***** Exercise inputs

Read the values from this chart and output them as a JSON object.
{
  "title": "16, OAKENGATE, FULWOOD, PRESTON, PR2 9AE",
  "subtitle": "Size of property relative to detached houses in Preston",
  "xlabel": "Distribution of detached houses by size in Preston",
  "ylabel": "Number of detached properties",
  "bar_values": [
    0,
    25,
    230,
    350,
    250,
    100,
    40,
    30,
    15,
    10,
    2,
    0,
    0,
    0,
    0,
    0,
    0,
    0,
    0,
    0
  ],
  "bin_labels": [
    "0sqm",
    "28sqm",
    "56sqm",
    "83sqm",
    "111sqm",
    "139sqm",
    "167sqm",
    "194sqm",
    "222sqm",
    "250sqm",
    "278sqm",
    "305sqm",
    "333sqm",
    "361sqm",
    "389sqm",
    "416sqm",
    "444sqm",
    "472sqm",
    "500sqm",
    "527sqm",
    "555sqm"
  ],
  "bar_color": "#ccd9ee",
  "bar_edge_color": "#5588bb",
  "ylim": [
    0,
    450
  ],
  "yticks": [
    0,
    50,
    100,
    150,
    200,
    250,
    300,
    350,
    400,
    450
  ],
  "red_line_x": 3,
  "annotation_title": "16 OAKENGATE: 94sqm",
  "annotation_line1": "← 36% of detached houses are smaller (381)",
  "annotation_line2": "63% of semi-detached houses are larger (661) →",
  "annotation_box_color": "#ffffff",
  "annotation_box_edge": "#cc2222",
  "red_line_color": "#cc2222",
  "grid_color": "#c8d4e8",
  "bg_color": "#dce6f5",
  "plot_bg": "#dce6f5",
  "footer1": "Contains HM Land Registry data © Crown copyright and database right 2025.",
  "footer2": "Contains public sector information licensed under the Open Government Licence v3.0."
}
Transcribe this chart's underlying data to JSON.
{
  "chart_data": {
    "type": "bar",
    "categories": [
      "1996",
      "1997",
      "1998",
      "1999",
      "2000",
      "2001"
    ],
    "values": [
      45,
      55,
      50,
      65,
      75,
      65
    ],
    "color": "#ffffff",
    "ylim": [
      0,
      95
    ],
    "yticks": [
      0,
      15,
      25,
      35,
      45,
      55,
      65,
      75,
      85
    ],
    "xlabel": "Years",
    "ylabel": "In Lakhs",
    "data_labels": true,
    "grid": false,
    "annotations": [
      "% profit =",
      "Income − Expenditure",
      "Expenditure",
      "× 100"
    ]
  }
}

**********

Set problem: The entries above must be returned in full, exactly as shown.

Finished answer:
Read the values from this chart and output them as a JSON object.
{
  "title": "16, OAKENGATE, FULWOOD, PRESTON, PR2 9AE",
  "subtitle": "Size of property relative to detached houses in Preston",
  "xlabel": "Distribution of detached houses by size in Preston",
  "ylabel": "Number of detached properties",
  "bar_values": [
    0,
    25,
    230,
    350,
    250,
    100,
    40,
    30,
    15,
    10,
    2,
    0,
    0,
    0,
    0,
    0,
    0,
    0,
    0,
    0
  ],
  "bin_labels": [
    "0sqm",
    "28sqm",
    "56sqm",
    "83sqm",
    "111sqm",
    "139sqm",
    "167sqm",
    "194sqm",
    "222sqm",
    "250sqm",
    "278sqm",
    "305sqm",
    "333sqm",
    "361sqm",
    "389sqm",
    "416sqm",
    "444sqm",
    "472sqm",
    "500sqm",
    "527sqm",
    "555sqm"
  ],
  "bar_color": "#ccd9ee",
  "bar_edge_color": "#5588bb",
  "ylim": [
    0,
    450
  ],
  "yticks": [
    0,
    50,
    100,
    150,
    200,
    250,
    300,
    350,
    400,
    450
  ],
  "red_line_x": 3,
  "annotation_title": "16 OAKENGATE: 94sqm",
  "annotation_line1": "← 36% of detached houses are smaller (381)",
  "annotation_line2": "63% of semi-detached houses are larger (661) →",
  "annotation_box_color": "#ffffff",
  "annotation_box_edge": "#cc2222",
  "red_line_color": "#cc2222",
  "grid_color": "#c8d4e8",
  "bg_color": "#dce6f5",
  "plot_bg": "#dce6f5",
  "footer1": "Contains HM Land Registry data © Crown copyright and database right 2025.",
  "footer2": "Contains public sector information licensed under the Open Government Licence v3.0."
}
Transcribe this chart's underlying data to JSON.
{
  "chart_data": {
    "type": "bar",
    "categories": [
      "1996",
      "1997",
      "1998",
      "1999",
      "2000",
      "2001"
    ],
    "values": [
      45,
      55,
      50,
      65,
      75,
      65
    ],
    "color": "#ffffff",
    "ylim": [
      0,
      95
    ],
    "yticks": [
      0,
      15,
      25,
      35,
      45,
      55,
      65,
      75,
      85
    ],
    "xlabel": "Years",
    "ylabel": "In Lakhs",
    "data_labels": true,
    "grid": false,
    "annotations": [
      "% profit =",
      "Income − Expenditure",
      "Expenditure",
      "× 100"
    ]
  }
}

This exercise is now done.